___ INPUT FOR THIS TASK
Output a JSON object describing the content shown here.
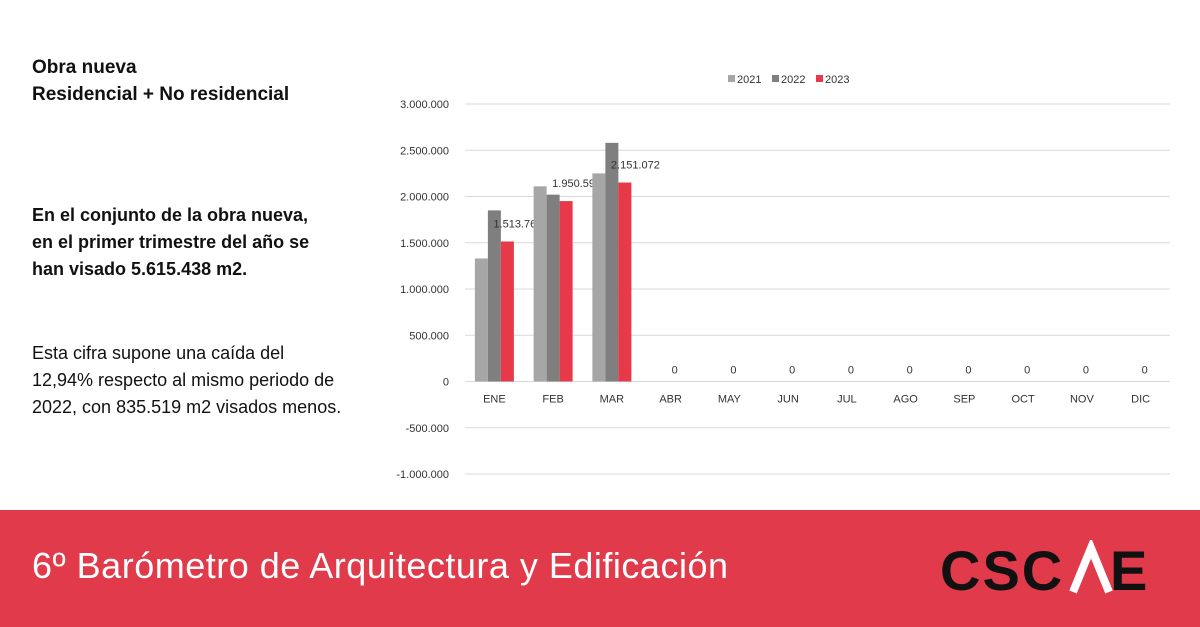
{
  "text": {
    "title_line1": "Obra nueva",
    "title_line2": "Residencial + No residencial",
    "bold_paragraph": "En el conjunto de la obra nueva, en el primer trimestre del año se han visado 5.615.438 m2.",
    "paragraph": "Esta cifra supone una caída del 12,94% respecto al mismo periodo de 2022, con 835.519 m2 visados menos."
  },
  "banner": {
    "text": "6º Barómetro de Arquitectura y Edificación",
    "logo_text": "CSCAE",
    "color": "#e13a4a"
  },
  "chart_data": {
    "type": "bar",
    "categories": [
      "ENE",
      "FEB",
      "MAR",
      "ABR",
      "MAY",
      "JUN",
      "JUL",
      "AGO",
      "SEP",
      "OCT",
      "NOV",
      "DIC"
    ],
    "series": [
      {
        "name": "2021",
        "color": "#a6a6a6",
        "values": [
          1330000,
          2110000,
          2250000,
          null,
          null,
          null,
          null,
          null,
          null,
          null,
          null,
          null
        ]
      },
      {
        "name": "2022",
        "color": "#7f7f7f",
        "values": [
          1850000,
          2020000,
          2580000,
          null,
          null,
          null,
          null,
          null,
          null,
          null,
          null,
          null
        ]
      },
      {
        "name": "2023",
        "color": "#e8394a",
        "values": [
          1513767,
          1950599,
          2151072,
          0,
          0,
          0,
          0,
          0,
          0,
          0,
          0,
          0
        ]
      }
    ],
    "data_labels_2023": [
      "1.513.767",
      "1.950.599",
      "2.151.072",
      "0",
      "0",
      "0",
      "0",
      "0",
      "0",
      "0",
      "0",
      "0"
    ],
    "yticks": [
      "3.000.000",
      "2.500.000",
      "2.000.000",
      "1.500.000",
      "1.000.000",
      "500.000",
      "0",
      "-500.000",
      "-1.000.000"
    ],
    "ylim": [
      -1000000,
      3000000
    ],
    "legend_position": "top",
    "grid": true
  }
}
______
DIRECTIONS: Filter the records for lines holding the string "color". Copy each one.

RESPONSE BELOW:
    "color": "#e13a4a"
        "color": "#a6a6a6",
        "color": "#7f7f7f",
        "color": "#e8394a",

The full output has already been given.